— BEGIN —

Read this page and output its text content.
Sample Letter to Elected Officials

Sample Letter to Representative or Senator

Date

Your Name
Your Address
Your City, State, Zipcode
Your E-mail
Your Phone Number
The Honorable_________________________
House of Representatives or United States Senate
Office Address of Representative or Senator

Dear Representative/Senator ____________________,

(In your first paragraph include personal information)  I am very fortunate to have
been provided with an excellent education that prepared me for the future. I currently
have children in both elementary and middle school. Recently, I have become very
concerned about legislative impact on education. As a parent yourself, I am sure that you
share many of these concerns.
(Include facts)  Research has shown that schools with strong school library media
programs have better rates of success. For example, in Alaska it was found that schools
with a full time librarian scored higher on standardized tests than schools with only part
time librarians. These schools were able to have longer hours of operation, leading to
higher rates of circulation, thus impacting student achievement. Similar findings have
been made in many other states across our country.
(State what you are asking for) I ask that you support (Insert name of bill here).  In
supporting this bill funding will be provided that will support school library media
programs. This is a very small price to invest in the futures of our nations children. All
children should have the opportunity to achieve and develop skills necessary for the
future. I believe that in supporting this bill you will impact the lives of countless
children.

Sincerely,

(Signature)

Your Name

— END —

Instructions to follow> Search the data for the word "provided" and copy each line where it appears.

Final result>
been provided with an excellent education that prepared me for the future. I currently
supporting this bill funding will be provided that will support school library media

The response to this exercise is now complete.